Copy every record below, exactly as written.

**Records provided:**
— BEGIN —
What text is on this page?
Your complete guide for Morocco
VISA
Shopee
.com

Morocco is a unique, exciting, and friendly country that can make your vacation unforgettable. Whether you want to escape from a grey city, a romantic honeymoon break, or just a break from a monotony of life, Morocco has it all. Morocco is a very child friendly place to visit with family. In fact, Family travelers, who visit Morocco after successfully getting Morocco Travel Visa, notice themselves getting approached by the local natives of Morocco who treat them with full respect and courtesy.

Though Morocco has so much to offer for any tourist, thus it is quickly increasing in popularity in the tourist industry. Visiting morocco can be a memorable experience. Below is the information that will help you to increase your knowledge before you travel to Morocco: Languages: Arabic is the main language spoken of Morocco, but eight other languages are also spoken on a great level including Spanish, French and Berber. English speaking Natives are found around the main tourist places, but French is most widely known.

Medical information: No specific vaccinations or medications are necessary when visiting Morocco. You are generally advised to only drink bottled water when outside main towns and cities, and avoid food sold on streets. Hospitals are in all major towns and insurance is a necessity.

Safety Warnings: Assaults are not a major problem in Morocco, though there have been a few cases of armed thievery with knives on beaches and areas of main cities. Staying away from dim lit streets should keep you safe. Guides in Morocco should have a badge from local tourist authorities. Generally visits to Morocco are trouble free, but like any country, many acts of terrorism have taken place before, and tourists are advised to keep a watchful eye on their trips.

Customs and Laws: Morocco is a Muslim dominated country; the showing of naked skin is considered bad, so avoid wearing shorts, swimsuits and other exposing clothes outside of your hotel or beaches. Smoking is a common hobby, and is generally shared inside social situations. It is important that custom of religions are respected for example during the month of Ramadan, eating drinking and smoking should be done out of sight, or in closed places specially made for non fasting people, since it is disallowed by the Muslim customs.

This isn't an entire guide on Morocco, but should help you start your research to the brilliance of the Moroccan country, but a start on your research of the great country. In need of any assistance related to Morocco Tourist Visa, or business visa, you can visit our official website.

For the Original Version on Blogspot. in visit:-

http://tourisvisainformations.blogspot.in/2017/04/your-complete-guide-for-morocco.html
— END —
**Answer for this exercise:**
What text is on this page?
Your complete guide for Morocco
VISA
Shopee
.com

Morocco is a unique, exciting, and friendly country that can make your vacation unforgettable. Whether you want to escape from a grey city, a romantic honeymoon break, or just a break from a monotony of life, Morocco has it all. Morocco is a very child friendly place to visit with family. In fact, Family travelers, who visit Morocco after successfully getting Morocco Travel Visa, notice themselves getting approached by the local natives of Morocco who treat them with full respect and courtesy.

Though Morocco has so much to offer for any tourist, thus it is quickly increasing in popularity in the tourist industry. Visiting morocco can be a memorable experience. Below is the information that will help you to increase your knowledge before you travel to Morocco: Languages: Arabic is the main language spoken of Morocco, but eight other languages are also spoken on a great level including Spanish, French and Berber. English speaking Natives are found around the main tourist places, but French is most widely known.

Medical information: No specific vaccinations or medications are necessary when visiting Morocco. You are generally advised to only drink bottled water when outside main towns and cities, and avoid food sold on streets. Hospitals are in all major towns and insurance is a necessity.

Safety Warnings: Assaults are not a major problem in Morocco, though there have been a few cases of armed thievery with knives on beaches and areas of main cities. Staying away from dim lit streets should keep you safe. Guides in Morocco should have a badge from local tourist authorities. Generally visits to Morocco are trouble free, but like any country, many acts of terrorism have taken place before, and tourists are advised to keep a watchful eye on their trips.

Customs and Laws: Morocco is a Muslim dominated country; the showing of naked skin is considered bad, so avoid wearing shorts, swimsuits and other exposing clothes outside of your hotel or beaches. Smoking is a common hobby, and is generally shared inside social situations. It is important that custom of religions are respected for example during the month of Ramadan, eating drinking and smoking should be done out of sight, or in closed places specially made for non fasting people, since it is disallowed by the Muslim customs.

This isn't an entire guide on Morocco, but should help you start your research to the brilliance of the Moroccan country, but a start on your research of the great country. In need of any assistance related to Morocco Tourist Visa, or business visa, you can visit our official website.

For the Original Version on Blogspot. in visit:-

http://tourisvisainformations.blogspot.in/2017/04/your-complete-guide-for-morocco.html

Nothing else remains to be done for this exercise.